(Extract to read)
In the Pakistani context, the appearance of text in visual art is not contained within a chronological or genre-specific category. By mid-twentieth century, art emerging from this region often had close ties with literature and illustration. Artists such as Sadequain attempted to imagine word and visual as simultaneous and equal acts on the same surfaces, with varying degrees of success. Subsequently, dominant Western art history trends, due to their accessibility and ideological propagation have been a natural though often re-examined influence. Access to university education also encouraged engagement with linguistic philosophy, semiotics and the nature of image, giving rise a few conceptual works that focused on immateriality, temporality, dis-ownership and precarious notions of reality. Text thus appears in service of these ideas as visual, metaphor, irony and other in the works of Quddus Mirza, Rashid Rana and Ayaz Jokhio. On the other hand, Mohammad Ali Talpur attempts to “make art without content” using minimalist vocabulary constructed with truncated and manipulated calligraphy. Some artists such as Fazal Rizvi and Rabbya Naseer favor the meaning of the text for which the format of the presentation is not exclusively important. This approach takes a holistic view of perception that is simultaneously visual and literary.
In present times, text features in visual art in a myriad of ways, both in physical form, meaning and significance. Moreover, technological advancements enable its proliferation, easy dissemination across time and space, and appearance on a variety of visual interfaces that may be as intangible as instantaneous social media. The word “text” despite carrying weighty theoretical connotations, is most often used to mean a mobile phone message, which in itself is hardly textual when punctured so creatively with visual emoticons. However, when problems of art become those of ideas, linguistics and philosophy, it necessary that the debate develops nuances that continues to excite mystery by furthering ontological demarcations. As it is, the use of text in art as challenge to the discipline runs the risk of repeating the same question till it is internalized and assimilated by the same organism it threatens.
Madyha Leghari is a visual artist, writer and a graduate in Fine Arts from the National College of Arts. She lives in Lahore.

(Dataset entries)
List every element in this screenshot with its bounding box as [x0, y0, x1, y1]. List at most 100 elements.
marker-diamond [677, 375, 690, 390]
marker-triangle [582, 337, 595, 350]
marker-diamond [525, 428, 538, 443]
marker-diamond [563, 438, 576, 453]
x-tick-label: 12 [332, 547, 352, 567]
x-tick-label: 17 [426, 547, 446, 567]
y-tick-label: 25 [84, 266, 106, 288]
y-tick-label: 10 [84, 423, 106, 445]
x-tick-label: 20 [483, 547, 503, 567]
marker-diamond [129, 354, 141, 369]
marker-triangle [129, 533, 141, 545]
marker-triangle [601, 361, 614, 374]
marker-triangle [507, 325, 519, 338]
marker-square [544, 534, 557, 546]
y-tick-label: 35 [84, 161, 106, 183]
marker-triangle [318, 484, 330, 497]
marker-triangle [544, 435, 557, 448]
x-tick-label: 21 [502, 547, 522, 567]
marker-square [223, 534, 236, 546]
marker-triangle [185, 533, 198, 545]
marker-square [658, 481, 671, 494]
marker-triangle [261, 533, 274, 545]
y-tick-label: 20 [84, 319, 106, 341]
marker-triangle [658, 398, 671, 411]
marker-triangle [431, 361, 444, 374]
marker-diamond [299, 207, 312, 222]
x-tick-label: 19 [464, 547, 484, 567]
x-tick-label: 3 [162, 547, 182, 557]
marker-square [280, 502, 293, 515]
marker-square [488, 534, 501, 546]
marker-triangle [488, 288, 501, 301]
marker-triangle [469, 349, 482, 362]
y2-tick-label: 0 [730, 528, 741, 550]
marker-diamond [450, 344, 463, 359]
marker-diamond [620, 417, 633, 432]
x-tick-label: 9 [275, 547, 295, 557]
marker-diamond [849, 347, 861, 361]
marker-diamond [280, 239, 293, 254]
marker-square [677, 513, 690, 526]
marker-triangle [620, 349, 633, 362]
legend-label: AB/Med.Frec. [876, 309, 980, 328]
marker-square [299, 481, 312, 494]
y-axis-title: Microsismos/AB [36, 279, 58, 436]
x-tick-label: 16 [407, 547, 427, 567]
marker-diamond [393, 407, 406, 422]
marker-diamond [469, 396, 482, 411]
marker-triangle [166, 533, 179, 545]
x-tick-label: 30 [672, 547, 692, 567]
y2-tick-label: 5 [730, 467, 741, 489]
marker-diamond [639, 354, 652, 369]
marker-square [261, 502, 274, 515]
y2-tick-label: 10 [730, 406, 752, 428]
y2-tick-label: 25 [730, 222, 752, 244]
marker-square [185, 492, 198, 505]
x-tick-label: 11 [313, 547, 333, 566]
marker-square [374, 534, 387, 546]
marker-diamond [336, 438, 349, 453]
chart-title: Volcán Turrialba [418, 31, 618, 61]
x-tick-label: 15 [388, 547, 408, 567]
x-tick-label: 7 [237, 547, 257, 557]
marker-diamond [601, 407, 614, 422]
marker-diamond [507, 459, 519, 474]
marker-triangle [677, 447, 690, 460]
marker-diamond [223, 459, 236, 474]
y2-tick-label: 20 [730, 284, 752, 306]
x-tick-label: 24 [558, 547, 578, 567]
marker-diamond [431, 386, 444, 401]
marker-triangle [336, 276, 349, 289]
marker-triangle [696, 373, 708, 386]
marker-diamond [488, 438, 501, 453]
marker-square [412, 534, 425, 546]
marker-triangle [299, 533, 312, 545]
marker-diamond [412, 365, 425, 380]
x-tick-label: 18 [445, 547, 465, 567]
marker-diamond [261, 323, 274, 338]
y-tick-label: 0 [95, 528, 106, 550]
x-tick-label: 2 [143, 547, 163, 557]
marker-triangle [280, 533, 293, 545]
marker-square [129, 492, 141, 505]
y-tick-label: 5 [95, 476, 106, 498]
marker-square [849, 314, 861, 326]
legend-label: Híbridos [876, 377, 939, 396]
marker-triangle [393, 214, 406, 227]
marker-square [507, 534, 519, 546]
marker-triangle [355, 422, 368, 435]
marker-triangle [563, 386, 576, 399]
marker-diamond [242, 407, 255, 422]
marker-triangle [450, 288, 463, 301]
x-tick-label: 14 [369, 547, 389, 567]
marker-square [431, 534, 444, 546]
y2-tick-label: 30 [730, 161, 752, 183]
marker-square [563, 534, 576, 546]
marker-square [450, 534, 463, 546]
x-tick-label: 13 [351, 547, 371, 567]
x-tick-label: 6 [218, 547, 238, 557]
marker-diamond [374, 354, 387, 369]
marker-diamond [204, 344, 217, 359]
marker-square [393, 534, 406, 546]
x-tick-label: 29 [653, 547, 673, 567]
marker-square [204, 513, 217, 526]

(What is expected) In the essay on text in Pakistani visual art, which artist tries to "make art without content," and with what means?

(Solution to this problem) Mohammad Ali Talpur does, using a minimalist vocabulary built from truncated and manipulated calligraphy.